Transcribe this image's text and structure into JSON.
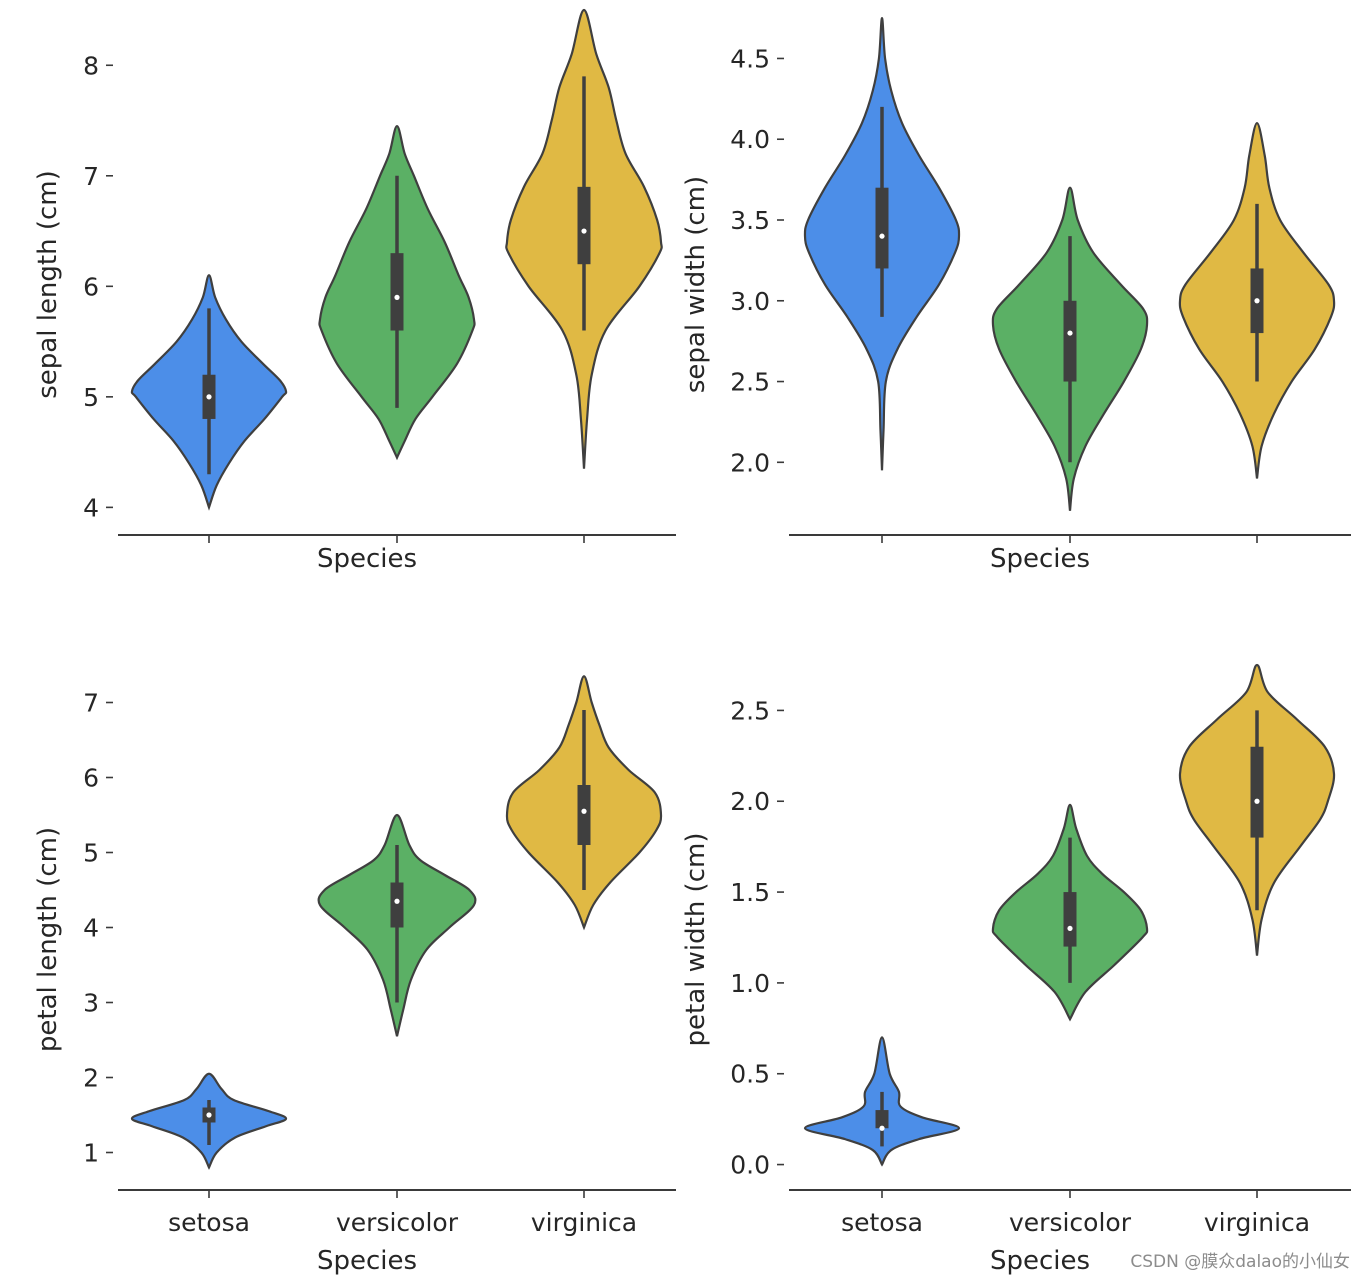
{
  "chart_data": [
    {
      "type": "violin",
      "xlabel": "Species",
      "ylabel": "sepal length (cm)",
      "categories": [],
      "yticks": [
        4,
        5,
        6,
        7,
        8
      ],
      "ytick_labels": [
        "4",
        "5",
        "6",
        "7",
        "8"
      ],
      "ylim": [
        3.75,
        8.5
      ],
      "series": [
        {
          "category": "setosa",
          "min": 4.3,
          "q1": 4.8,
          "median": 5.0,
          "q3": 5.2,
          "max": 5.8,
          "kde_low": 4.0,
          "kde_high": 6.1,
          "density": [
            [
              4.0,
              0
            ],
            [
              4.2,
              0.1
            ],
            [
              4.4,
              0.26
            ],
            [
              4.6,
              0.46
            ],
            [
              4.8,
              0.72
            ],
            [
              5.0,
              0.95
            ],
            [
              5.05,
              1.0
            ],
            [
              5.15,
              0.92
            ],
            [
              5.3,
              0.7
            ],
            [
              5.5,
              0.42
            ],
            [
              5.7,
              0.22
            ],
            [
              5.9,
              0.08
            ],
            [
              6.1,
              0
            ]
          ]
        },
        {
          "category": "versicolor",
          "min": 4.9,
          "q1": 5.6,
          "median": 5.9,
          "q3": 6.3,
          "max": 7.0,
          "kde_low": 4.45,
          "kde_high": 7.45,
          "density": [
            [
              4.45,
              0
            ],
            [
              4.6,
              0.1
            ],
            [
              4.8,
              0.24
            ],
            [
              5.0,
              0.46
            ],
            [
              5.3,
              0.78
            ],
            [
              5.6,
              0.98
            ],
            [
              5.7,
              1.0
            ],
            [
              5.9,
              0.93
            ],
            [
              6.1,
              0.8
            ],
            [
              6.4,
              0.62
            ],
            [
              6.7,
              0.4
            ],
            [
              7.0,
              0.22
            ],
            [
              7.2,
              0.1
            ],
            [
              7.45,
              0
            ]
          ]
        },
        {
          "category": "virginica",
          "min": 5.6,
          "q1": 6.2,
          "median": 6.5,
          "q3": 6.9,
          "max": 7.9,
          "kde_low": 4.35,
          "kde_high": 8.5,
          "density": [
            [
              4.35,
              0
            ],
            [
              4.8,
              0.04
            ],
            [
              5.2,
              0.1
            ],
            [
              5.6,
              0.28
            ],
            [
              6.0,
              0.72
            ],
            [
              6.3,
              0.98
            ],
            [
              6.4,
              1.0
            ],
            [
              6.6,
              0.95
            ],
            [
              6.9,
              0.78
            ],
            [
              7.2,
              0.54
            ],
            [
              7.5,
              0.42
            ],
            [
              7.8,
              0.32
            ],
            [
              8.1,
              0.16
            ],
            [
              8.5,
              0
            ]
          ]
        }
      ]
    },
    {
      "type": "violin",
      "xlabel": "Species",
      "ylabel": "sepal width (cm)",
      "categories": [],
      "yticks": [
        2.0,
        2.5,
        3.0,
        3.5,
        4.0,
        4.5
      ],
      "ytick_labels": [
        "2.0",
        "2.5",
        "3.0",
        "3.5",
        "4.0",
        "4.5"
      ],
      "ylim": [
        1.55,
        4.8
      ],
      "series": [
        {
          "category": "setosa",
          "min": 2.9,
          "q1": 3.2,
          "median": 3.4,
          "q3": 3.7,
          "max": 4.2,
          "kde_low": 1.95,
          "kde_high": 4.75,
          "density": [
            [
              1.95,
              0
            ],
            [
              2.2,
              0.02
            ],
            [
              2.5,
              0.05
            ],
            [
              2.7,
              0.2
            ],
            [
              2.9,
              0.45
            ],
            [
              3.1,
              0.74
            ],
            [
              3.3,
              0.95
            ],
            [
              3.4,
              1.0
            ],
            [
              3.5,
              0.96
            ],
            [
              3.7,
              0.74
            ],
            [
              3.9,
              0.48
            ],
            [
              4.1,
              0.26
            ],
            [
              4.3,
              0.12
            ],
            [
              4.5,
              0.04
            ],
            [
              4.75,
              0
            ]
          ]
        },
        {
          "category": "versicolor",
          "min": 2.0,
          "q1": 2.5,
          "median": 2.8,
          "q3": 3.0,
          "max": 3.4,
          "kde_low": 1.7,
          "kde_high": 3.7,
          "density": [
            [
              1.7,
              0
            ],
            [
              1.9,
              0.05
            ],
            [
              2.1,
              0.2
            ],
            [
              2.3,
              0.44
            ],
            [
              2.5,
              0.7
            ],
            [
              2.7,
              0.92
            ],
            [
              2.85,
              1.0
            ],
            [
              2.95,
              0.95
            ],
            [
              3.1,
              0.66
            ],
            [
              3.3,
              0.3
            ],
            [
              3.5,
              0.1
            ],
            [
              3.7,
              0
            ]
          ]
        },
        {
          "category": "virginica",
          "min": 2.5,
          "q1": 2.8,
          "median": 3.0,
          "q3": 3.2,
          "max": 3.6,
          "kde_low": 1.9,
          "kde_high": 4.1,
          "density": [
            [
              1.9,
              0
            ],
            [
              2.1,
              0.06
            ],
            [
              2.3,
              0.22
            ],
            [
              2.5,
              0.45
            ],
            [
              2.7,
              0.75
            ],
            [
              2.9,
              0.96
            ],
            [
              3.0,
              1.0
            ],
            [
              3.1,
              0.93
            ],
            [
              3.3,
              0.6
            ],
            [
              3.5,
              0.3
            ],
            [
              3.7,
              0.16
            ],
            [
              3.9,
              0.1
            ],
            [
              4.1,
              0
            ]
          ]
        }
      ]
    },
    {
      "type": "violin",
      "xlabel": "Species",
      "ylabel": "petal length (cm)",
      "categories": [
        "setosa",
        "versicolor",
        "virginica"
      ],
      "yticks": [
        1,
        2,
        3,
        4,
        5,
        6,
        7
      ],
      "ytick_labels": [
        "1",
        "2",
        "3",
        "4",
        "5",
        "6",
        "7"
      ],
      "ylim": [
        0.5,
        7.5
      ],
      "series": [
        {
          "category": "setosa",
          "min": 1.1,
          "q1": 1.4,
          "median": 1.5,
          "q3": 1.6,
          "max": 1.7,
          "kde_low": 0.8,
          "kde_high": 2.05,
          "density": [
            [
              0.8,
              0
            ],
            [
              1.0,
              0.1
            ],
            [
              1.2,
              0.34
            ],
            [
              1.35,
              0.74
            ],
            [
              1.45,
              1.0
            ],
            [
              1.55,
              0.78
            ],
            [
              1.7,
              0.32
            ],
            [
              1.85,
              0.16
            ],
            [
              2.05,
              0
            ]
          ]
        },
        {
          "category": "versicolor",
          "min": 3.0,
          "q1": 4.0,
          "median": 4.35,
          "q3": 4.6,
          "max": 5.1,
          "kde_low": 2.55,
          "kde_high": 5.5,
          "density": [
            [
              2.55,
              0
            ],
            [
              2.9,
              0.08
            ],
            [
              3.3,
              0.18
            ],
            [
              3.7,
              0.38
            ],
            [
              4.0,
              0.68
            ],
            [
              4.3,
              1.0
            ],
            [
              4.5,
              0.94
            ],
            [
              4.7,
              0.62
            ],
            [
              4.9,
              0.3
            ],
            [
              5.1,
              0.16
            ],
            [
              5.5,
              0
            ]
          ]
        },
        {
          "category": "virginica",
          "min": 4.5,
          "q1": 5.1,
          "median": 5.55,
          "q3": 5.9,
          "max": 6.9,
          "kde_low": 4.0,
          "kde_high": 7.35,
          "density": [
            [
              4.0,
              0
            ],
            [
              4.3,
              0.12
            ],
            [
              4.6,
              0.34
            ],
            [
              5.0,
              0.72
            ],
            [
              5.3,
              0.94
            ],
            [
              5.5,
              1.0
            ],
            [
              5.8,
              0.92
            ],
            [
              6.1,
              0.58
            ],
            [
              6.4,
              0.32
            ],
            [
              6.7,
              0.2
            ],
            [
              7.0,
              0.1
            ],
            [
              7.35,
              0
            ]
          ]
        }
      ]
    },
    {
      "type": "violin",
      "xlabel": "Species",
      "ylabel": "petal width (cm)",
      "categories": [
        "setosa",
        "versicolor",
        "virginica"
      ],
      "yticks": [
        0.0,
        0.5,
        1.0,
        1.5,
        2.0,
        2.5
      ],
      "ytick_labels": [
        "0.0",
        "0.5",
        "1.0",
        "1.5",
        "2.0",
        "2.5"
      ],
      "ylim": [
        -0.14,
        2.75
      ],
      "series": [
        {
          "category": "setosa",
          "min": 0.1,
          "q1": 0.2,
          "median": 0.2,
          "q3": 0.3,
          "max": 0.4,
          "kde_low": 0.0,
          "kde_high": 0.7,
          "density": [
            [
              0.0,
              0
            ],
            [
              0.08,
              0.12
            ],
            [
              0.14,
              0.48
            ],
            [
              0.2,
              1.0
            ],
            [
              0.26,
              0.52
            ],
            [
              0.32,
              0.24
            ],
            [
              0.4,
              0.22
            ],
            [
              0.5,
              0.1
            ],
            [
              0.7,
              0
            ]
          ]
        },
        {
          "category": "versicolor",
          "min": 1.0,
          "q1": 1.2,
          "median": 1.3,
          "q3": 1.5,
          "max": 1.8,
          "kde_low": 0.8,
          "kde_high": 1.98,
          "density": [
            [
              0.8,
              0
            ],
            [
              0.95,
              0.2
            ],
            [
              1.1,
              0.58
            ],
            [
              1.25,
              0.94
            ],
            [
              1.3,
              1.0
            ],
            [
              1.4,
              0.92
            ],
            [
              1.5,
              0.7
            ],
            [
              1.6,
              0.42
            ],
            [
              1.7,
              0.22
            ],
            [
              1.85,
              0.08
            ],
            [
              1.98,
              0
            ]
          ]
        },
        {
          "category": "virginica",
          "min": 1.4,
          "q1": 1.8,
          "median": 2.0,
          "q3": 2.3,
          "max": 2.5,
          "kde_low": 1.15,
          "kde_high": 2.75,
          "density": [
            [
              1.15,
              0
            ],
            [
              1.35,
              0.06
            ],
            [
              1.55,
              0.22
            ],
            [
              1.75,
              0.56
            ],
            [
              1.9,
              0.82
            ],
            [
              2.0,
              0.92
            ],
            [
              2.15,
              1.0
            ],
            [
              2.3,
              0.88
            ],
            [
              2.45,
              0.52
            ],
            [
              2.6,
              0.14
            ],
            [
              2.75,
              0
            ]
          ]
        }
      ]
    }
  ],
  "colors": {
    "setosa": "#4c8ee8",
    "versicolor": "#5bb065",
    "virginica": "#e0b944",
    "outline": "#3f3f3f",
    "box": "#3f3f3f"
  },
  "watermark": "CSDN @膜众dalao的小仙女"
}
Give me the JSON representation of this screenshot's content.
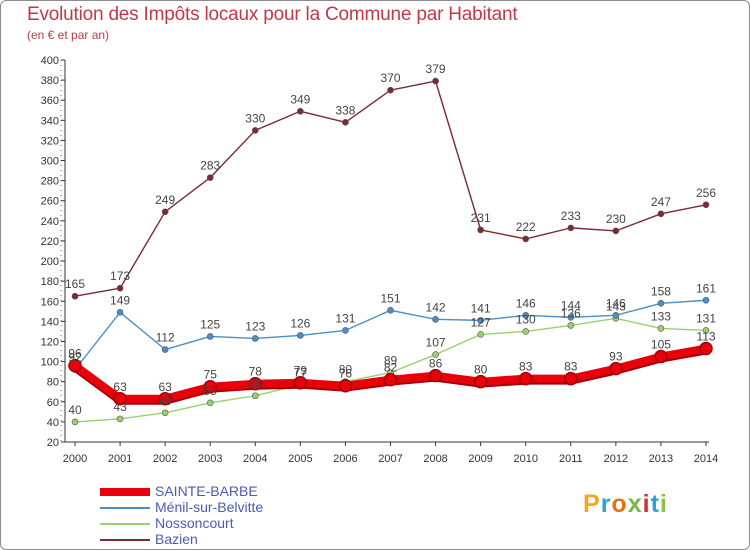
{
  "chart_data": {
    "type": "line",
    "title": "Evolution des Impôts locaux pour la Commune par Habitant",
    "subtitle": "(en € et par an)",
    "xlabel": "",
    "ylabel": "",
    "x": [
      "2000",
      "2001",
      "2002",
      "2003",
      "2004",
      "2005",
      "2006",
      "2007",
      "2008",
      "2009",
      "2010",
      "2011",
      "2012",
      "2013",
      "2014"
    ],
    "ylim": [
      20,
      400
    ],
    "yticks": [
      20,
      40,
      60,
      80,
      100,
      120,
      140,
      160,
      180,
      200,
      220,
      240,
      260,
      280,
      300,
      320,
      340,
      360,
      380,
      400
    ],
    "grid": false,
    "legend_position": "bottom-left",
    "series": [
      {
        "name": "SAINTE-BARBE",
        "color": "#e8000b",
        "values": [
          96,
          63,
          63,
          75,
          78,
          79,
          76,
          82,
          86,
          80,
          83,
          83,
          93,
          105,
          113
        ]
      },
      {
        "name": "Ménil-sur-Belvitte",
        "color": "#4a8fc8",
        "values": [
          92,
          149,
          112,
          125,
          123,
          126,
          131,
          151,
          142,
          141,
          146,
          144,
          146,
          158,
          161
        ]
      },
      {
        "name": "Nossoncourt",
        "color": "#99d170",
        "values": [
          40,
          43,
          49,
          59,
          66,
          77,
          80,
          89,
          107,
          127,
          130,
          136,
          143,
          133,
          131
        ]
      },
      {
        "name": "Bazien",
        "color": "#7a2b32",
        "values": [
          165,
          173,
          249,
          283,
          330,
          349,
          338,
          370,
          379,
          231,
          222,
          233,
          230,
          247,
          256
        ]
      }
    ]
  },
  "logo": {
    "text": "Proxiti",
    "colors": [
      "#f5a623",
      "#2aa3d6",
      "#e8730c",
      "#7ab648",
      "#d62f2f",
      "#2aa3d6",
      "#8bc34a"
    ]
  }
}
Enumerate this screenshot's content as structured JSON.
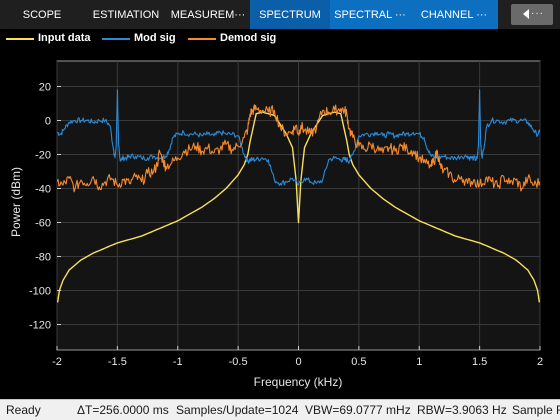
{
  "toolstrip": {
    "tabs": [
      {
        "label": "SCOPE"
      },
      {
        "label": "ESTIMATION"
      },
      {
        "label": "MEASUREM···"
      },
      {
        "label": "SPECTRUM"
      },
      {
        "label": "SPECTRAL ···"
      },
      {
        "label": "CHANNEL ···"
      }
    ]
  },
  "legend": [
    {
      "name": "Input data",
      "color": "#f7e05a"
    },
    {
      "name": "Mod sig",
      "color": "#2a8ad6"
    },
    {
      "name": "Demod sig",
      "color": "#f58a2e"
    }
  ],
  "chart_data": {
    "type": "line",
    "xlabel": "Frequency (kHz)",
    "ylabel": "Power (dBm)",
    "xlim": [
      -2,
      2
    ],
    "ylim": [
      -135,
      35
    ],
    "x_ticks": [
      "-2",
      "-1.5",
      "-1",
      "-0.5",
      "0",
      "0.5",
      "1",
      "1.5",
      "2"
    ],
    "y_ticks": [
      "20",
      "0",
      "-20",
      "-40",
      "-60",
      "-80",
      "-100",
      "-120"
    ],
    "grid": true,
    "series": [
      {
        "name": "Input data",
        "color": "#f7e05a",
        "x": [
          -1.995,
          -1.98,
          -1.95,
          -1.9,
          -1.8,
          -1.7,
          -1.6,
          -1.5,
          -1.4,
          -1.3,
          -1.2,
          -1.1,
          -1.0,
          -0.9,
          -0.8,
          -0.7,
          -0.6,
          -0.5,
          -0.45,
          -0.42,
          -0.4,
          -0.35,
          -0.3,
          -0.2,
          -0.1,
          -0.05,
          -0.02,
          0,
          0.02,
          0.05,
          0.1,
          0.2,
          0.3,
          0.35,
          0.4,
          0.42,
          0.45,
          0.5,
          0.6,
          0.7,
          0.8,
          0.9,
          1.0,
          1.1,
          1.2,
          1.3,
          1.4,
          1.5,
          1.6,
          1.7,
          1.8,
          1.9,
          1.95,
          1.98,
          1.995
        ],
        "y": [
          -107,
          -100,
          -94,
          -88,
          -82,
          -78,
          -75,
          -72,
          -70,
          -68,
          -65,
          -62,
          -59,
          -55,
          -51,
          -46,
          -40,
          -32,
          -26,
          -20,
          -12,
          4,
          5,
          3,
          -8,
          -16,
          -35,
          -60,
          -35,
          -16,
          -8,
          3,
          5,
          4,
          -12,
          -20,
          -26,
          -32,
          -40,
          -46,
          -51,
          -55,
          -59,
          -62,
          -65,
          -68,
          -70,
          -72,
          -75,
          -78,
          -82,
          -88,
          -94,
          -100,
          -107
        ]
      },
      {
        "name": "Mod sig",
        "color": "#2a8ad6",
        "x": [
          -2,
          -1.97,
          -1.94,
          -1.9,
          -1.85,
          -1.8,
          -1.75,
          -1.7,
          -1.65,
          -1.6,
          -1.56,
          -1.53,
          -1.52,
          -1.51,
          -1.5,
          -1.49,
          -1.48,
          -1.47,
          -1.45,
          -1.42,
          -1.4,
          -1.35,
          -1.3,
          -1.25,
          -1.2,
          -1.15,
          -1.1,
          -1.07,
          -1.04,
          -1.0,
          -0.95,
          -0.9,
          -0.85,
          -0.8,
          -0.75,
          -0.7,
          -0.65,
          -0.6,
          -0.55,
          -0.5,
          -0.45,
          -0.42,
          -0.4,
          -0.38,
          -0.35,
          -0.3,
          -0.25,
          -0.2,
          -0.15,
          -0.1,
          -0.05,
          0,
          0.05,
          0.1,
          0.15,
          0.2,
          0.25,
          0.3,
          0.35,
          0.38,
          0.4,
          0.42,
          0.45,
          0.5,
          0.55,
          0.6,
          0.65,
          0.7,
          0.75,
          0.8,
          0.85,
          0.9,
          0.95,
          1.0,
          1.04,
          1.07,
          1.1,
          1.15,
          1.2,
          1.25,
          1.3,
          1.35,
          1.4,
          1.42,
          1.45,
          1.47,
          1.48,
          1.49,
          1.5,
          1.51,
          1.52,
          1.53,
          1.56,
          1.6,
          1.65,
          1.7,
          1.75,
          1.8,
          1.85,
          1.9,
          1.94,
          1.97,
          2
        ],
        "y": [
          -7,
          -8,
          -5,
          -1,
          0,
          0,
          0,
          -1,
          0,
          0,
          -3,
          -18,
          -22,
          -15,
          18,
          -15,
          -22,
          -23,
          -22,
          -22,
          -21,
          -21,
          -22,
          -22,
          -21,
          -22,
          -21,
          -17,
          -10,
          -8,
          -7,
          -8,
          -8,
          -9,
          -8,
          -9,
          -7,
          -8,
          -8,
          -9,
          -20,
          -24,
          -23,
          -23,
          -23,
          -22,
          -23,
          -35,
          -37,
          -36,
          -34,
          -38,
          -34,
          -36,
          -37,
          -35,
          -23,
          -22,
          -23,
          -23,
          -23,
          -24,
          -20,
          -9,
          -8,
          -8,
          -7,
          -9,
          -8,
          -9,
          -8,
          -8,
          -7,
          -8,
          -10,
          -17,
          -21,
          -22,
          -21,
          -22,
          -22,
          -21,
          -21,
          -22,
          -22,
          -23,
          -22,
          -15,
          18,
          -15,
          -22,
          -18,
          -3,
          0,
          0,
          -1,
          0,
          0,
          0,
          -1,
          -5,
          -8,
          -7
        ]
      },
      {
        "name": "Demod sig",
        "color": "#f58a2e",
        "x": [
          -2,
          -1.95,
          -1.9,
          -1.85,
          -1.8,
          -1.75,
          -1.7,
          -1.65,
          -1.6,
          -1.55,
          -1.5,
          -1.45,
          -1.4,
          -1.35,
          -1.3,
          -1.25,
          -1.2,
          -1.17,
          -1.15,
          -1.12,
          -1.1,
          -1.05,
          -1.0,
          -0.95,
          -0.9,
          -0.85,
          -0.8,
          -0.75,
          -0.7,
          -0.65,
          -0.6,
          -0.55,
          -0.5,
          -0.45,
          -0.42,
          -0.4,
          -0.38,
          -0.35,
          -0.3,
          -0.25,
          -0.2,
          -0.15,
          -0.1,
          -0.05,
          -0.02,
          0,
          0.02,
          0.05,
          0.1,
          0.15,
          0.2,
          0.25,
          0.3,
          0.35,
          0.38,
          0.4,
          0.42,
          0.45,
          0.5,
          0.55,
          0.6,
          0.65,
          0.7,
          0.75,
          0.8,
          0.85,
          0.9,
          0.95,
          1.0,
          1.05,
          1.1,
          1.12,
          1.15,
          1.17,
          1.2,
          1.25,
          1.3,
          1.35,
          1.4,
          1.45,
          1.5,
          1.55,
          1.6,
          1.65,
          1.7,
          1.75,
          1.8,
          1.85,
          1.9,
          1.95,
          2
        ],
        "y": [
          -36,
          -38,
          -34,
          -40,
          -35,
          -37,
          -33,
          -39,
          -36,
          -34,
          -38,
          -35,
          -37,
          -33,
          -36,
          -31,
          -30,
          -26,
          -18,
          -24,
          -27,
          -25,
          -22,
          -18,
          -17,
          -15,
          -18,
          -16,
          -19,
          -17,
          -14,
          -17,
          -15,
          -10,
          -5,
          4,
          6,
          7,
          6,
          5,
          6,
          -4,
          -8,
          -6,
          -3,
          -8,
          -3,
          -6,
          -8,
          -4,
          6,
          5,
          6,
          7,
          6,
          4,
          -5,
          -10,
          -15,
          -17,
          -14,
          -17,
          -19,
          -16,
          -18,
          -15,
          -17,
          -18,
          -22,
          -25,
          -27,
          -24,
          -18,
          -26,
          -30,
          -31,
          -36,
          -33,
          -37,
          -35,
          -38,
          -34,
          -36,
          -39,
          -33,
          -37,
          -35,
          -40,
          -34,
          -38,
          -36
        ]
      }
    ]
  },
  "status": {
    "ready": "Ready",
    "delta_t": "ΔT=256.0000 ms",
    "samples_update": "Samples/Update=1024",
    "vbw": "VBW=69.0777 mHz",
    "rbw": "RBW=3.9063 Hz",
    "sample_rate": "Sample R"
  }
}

__________________________________________________

**YOUR OBJECTIVE**:
Go through the listing above and list every line that has the word "ylabel".

**TASK OUTPUT**:
      "ylabel": "sepal length (cm)",
      "ylabel": "sepal width (cm)",
      "ylabel": "petal length (cm)",
      "ylabel": "petal width (cm)",
    "ylabel": "",
    "ylabel": "Power (dBm)",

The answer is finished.